= YOUR INSTRUCTIONS =
Gather up all lines that carry the word "name".

= DATA LISTING =

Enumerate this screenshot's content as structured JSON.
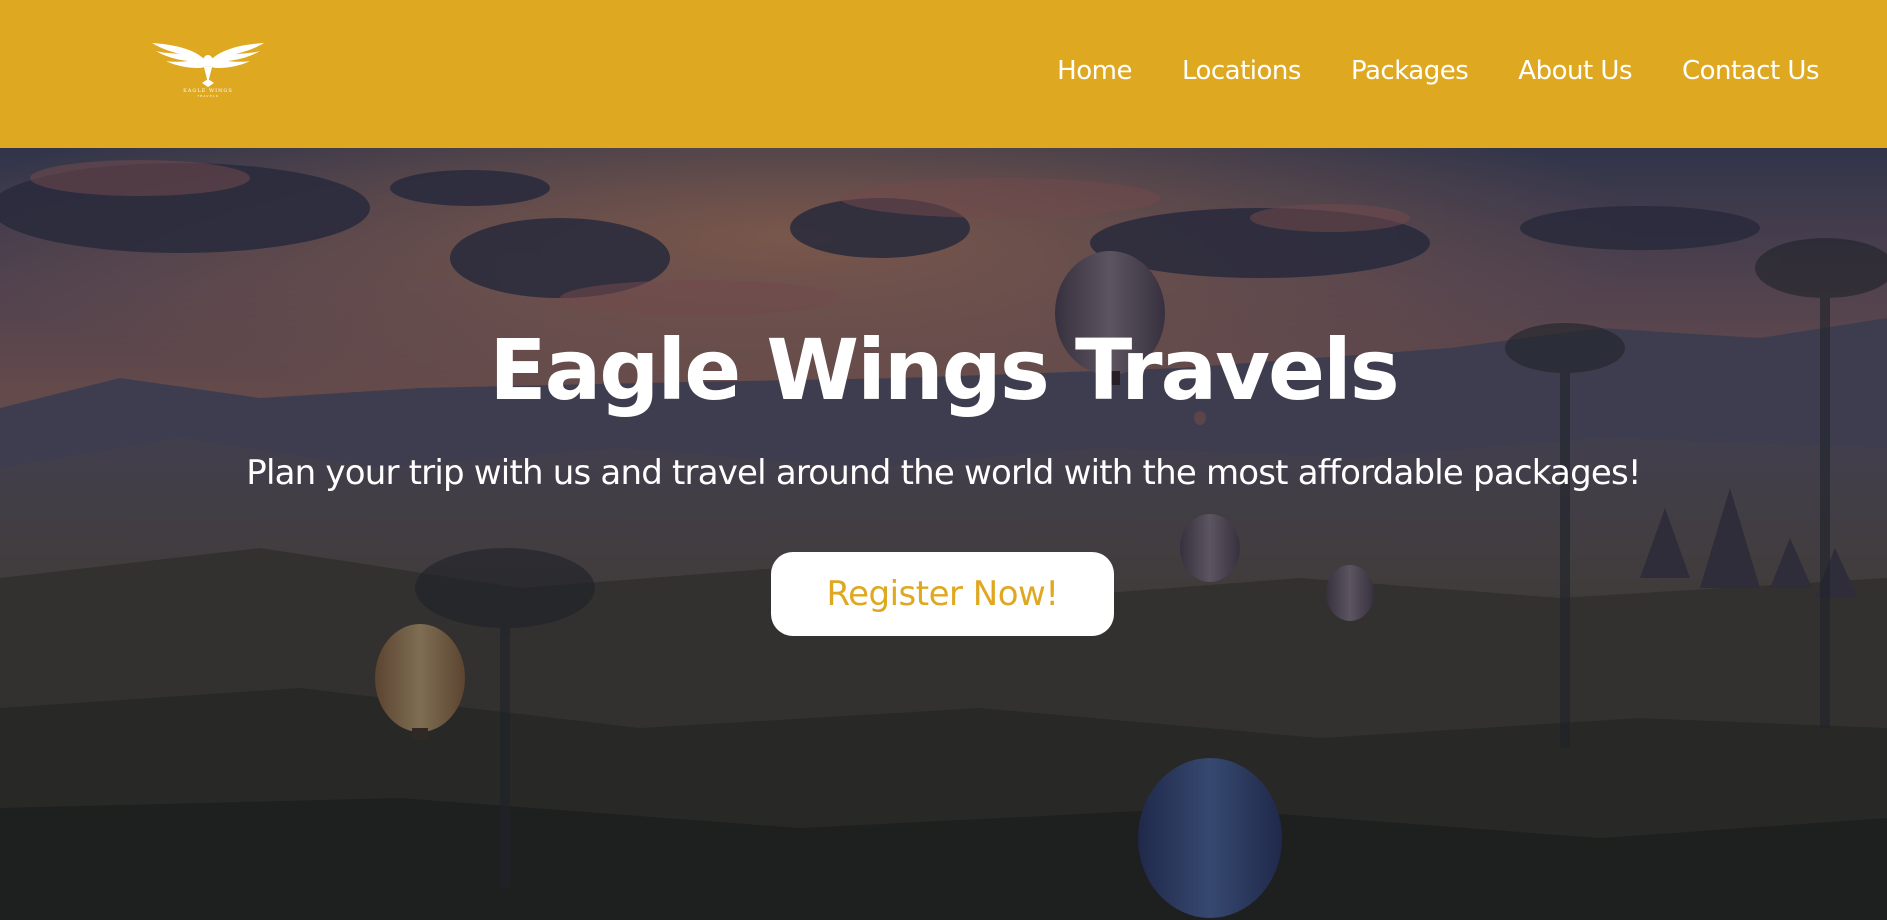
{
  "brand": {
    "logo_icon": "eagle-wings-logo-icon",
    "logo_text": "EAGLE WINGS",
    "logo_subtext": "TRAVELS",
    "accent_color": "#DFA821"
  },
  "nav": {
    "items": [
      {
        "label": "Home"
      },
      {
        "label": "Locations"
      },
      {
        "label": "Packages"
      },
      {
        "label": "About Us"
      },
      {
        "label": "Contact Us"
      }
    ]
  },
  "hero": {
    "title": "Eagle Wings Travels",
    "subtitle": "Plan your trip with us and travel around the world with the most affordable packages!",
    "cta_label": "Register Now!",
    "background_image": "hot-air-balloons-over-valley-at-sunset"
  }
}
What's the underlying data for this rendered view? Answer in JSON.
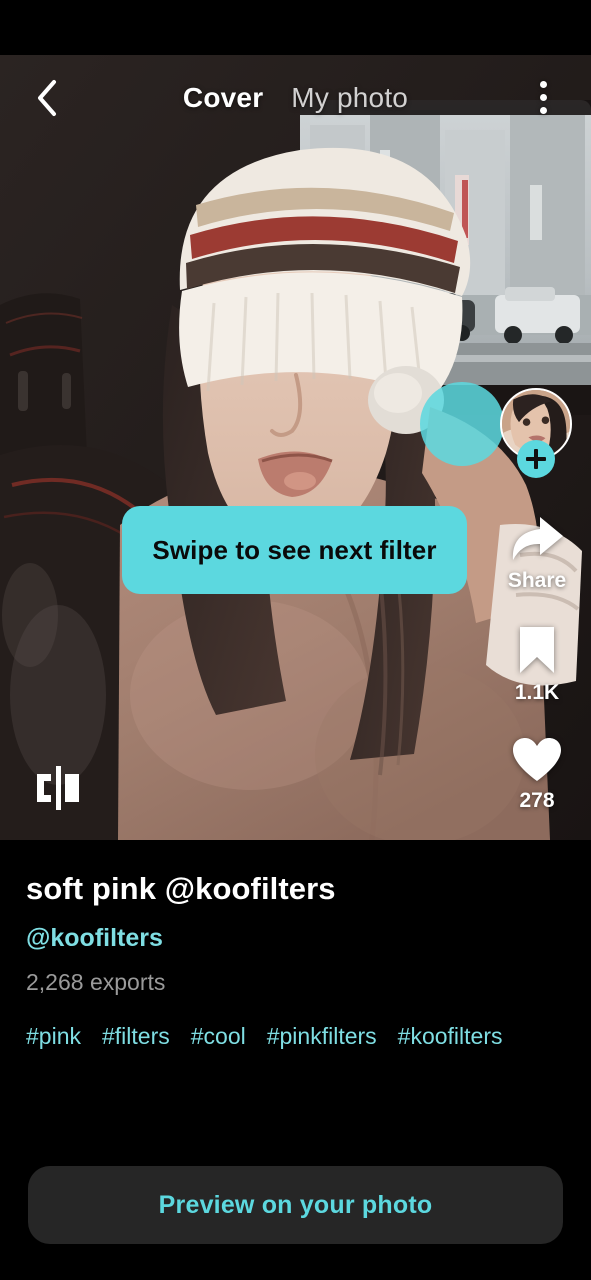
{
  "header": {
    "back_icon": "chevron-left-icon",
    "menu_icon": "kebab-menu-icon",
    "tabs": [
      {
        "label": "Cover",
        "active": true
      },
      {
        "label": "My photo",
        "active": false
      }
    ]
  },
  "photo": {
    "description": "Woman wearing a striped knit beanie sitting in a car with a city street visible through the window",
    "compare_icon": "compare-split-icon"
  },
  "tooltip": {
    "text": "Swipe to see next filter"
  },
  "creator": {
    "avatar_icon": "creator-avatar",
    "follow_icon": "plus-icon",
    "follow_label": "+"
  },
  "actions": [
    {
      "name": "share",
      "icon": "share-arrow-icon",
      "label": "Share"
    },
    {
      "name": "bookmark",
      "icon": "bookmark-icon",
      "label": "1.1K"
    },
    {
      "name": "like",
      "icon": "heart-icon",
      "label": "278"
    }
  ],
  "info": {
    "title": "soft pink @koofilters",
    "handle": "@koofilters",
    "exports": "2,268 exports",
    "tags": [
      "#pink",
      "#filters",
      "#cool",
      "#pinkfilters",
      "#koofilters"
    ]
  },
  "cta": {
    "label": "Preview on your photo"
  },
  "colors": {
    "accent_teal": "#5cd8df",
    "link_teal": "#7fdee3",
    "background": "#000000",
    "cta_background": "#262626",
    "muted_text": "#9a9a9a"
  }
}
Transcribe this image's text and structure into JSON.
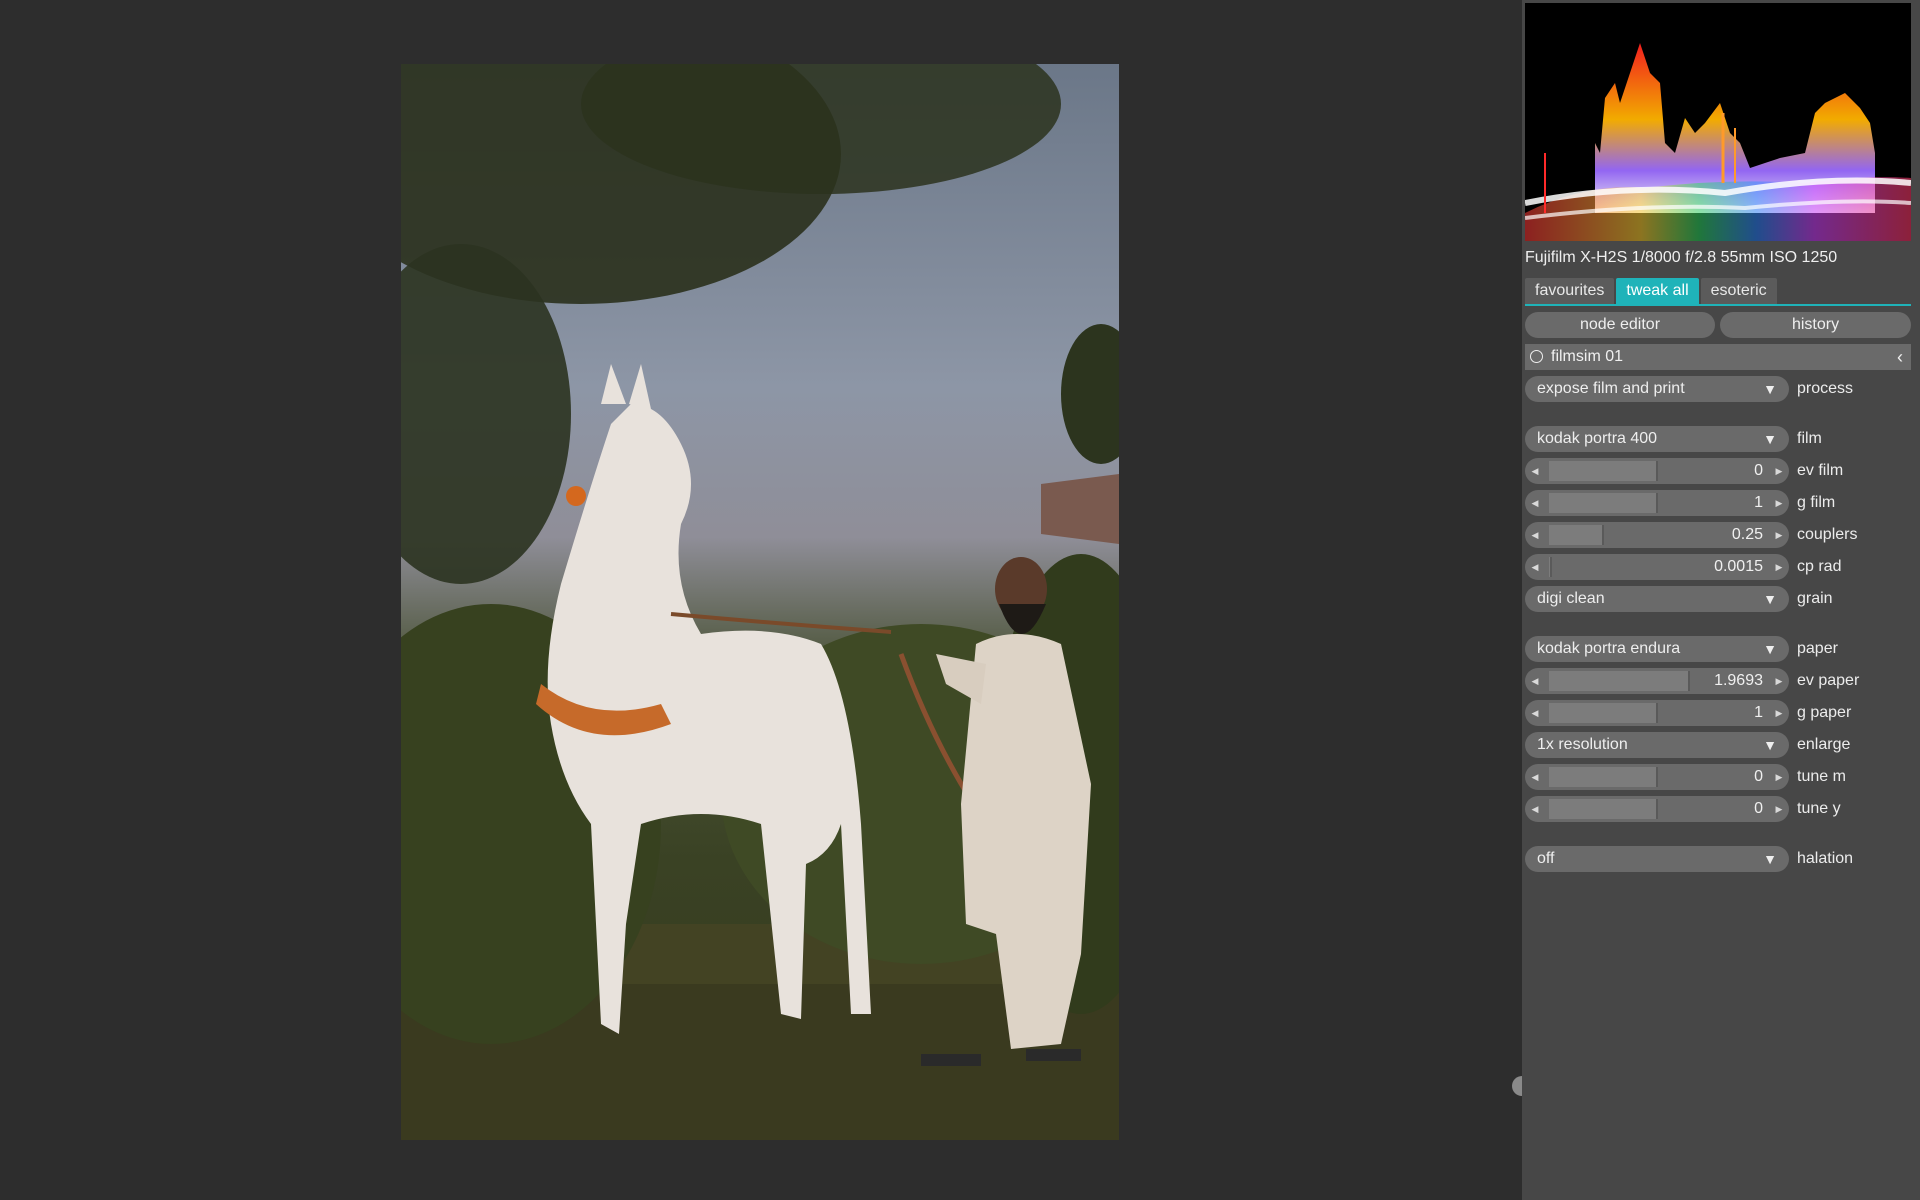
{
  "viewport": {
    "scroll_handle": "scroll-handle"
  },
  "photo": {
    "description_icon": "photo-image"
  },
  "panel": {
    "exif": "Fujifilm X-H2S 1/8000 f/2.8 55mm ISO 1250",
    "tabs": [
      {
        "label": "favourites",
        "active": false
      },
      {
        "label": "tweak all",
        "active": true
      },
      {
        "label": "esoteric",
        "active": false
      }
    ],
    "buttons": {
      "node_editor": "node editor",
      "history": "history"
    },
    "module": {
      "name": "filmsim 01",
      "collapse_icon": "chevron-left-icon"
    },
    "controls": {
      "process": {
        "value": "expose film and print",
        "label": "process"
      },
      "film": {
        "value": "kodak portra 400",
        "label": "film"
      },
      "ev_film": {
        "value": "0",
        "label": "ev film",
        "fraction": 0.5
      },
      "g_film": {
        "value": "1",
        "label": "g film",
        "fraction": 0.5
      },
      "couplers": {
        "value": "0.25",
        "label": "couplers",
        "fraction": 0.25
      },
      "cp_rad": {
        "value": "0.0015",
        "label": "cp rad",
        "fraction": 0.01
      },
      "grain": {
        "value": "digi clean",
        "label": "grain"
      },
      "paper": {
        "value": "kodak portra endura",
        "label": "paper"
      },
      "ev_paper": {
        "value": "1.9693",
        "label": "ev paper",
        "fraction": 0.65
      },
      "g_paper": {
        "value": "1",
        "label": "g paper",
        "fraction": 0.5
      },
      "enlarge": {
        "value": "1x resolution",
        "label": "enlarge"
      },
      "tune_m": {
        "value": "0",
        "label": "tune m",
        "fraction": 0.5
      },
      "tune_y": {
        "value": "0",
        "label": "tune y",
        "fraction": 0.5
      },
      "halation": {
        "value": "off",
        "label": "halation"
      }
    }
  },
  "colors": {
    "accent": "#1fb3b9",
    "panel": "#474747",
    "background": "#2d2d2d"
  }
}
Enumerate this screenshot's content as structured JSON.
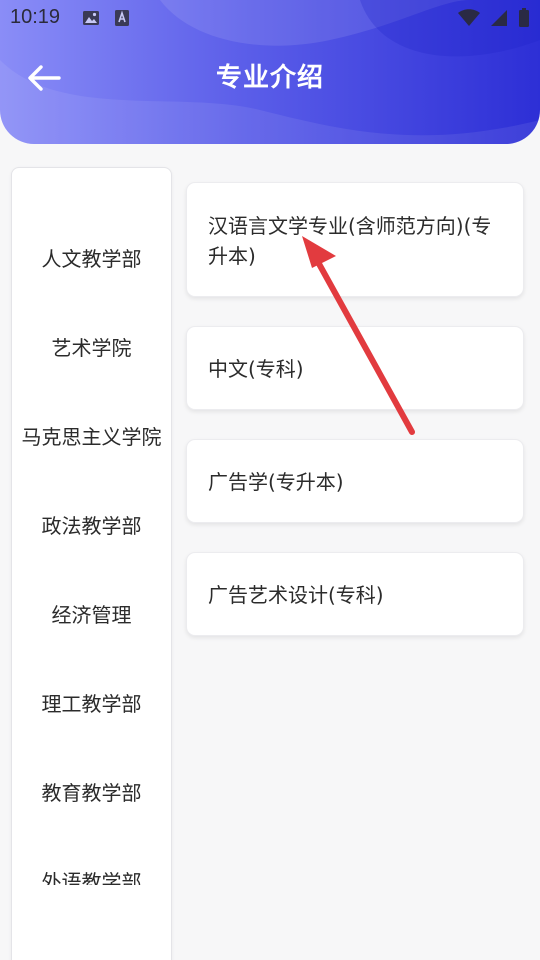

= ANSWER TO THIS TASK =
      "name": "share",
      "name": "bookmark",
      "name": "like",
      "name": "filmsim 01",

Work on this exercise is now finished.